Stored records
((

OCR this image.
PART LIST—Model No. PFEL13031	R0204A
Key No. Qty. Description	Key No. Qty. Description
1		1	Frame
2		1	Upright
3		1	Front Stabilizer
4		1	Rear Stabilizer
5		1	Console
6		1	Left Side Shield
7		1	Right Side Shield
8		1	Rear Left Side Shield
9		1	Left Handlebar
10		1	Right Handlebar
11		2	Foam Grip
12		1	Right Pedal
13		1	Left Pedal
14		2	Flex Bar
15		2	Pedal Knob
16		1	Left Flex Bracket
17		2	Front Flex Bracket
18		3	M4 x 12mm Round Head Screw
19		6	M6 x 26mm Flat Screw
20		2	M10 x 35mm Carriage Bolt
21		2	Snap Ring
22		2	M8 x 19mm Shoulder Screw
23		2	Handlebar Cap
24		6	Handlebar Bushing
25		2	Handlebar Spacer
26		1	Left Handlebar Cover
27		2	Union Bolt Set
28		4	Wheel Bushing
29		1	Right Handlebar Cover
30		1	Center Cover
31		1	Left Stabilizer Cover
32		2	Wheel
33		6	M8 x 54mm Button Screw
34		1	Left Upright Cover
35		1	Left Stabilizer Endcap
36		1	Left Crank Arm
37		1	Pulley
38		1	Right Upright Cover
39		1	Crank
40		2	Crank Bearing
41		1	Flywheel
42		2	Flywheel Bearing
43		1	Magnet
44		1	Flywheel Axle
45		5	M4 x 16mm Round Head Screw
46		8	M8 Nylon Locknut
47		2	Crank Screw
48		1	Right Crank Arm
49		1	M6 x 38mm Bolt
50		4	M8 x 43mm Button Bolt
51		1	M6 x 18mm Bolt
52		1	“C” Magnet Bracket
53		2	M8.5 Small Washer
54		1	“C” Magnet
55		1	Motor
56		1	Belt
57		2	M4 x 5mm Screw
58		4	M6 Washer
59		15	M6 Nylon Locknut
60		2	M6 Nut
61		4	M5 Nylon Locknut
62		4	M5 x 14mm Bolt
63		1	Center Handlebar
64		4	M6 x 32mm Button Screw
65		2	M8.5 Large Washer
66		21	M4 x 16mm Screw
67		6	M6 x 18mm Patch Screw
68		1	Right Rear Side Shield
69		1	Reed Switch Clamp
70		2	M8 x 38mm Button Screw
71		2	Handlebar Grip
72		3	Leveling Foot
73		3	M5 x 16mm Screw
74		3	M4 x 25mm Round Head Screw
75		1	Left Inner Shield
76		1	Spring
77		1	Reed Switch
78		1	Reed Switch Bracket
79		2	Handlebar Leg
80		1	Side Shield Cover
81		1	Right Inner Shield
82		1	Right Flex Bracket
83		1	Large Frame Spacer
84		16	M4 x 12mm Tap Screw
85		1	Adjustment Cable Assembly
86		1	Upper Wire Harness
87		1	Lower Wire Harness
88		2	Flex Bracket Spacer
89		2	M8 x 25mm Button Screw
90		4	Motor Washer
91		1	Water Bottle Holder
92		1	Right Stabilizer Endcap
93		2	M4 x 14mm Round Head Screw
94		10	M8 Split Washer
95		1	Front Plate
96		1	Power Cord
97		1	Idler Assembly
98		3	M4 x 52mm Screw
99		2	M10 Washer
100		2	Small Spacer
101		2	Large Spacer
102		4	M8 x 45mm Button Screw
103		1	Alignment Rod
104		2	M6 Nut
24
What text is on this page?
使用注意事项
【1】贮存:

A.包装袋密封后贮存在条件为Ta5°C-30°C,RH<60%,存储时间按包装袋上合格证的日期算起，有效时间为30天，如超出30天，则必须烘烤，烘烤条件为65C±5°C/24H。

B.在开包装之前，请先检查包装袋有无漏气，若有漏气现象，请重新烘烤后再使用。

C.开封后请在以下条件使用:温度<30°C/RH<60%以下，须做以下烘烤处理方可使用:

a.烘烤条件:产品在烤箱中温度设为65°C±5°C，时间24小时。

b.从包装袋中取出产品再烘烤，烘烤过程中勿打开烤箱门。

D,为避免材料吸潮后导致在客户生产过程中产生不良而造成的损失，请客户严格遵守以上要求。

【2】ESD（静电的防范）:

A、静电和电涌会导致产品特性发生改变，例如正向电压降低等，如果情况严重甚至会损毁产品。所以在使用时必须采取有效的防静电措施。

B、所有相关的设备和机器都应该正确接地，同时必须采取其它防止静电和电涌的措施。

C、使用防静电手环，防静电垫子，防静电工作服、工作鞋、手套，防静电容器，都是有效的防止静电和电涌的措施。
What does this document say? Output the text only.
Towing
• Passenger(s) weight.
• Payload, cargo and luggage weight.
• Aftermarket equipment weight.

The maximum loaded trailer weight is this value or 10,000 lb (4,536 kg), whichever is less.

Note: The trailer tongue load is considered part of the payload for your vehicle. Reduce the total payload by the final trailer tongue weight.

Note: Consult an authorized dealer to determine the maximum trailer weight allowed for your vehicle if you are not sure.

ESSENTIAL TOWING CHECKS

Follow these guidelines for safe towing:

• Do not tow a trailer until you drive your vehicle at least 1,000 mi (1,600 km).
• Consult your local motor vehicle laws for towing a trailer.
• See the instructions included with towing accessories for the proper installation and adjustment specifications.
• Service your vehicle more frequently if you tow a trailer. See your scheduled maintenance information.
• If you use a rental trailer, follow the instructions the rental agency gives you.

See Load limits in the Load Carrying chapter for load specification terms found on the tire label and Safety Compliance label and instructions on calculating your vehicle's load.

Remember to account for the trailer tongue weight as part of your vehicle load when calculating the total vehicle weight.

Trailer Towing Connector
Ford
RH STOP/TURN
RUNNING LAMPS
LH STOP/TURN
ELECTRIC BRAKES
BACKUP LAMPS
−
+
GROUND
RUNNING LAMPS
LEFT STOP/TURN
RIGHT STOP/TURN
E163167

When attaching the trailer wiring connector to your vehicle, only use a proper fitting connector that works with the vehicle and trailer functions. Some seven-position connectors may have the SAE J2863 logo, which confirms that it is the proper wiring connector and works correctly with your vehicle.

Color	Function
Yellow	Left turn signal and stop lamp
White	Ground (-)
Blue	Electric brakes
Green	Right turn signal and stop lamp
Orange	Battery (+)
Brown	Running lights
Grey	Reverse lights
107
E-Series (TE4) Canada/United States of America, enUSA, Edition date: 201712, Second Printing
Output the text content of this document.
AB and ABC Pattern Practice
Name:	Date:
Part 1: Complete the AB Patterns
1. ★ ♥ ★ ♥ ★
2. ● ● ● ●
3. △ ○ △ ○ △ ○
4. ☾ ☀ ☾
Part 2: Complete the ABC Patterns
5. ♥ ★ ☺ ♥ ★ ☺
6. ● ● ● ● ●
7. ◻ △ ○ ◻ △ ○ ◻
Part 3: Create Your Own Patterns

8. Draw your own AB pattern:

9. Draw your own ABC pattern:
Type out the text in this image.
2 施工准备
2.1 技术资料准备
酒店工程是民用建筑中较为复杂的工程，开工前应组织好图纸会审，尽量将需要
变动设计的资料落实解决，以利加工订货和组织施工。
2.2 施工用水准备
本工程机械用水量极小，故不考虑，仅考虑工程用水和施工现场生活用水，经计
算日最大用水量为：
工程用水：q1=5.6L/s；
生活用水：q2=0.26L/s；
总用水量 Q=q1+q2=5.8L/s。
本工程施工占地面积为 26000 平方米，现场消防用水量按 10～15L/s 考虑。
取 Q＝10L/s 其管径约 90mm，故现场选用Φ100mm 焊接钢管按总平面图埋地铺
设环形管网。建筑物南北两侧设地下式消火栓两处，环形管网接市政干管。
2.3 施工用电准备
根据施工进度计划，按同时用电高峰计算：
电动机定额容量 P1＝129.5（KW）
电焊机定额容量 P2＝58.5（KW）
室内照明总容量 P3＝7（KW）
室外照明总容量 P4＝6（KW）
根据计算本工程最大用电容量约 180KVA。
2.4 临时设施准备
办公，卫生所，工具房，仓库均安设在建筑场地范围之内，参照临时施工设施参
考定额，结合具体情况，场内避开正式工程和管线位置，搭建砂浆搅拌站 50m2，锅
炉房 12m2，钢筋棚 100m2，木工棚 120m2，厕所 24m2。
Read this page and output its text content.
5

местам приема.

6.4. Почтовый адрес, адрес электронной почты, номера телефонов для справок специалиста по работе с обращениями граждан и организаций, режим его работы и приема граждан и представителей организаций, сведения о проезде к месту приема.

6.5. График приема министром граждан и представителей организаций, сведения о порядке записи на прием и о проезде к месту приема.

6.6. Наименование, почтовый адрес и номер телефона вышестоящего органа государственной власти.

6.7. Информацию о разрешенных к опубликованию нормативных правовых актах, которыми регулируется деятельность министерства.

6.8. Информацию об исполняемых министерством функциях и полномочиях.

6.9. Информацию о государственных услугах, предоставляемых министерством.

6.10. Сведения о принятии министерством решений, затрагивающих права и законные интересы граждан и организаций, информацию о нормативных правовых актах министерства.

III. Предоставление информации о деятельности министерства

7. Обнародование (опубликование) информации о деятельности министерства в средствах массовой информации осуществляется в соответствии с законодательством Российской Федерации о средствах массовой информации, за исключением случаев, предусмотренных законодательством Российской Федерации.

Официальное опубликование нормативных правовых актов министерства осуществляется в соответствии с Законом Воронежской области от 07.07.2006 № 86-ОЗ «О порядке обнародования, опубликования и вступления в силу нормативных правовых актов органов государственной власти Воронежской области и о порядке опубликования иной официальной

))

*THE EXERCISE*.
Count the lines of the material that include the word "text", then state only the total.

*REPLY TO THE TASK*.
5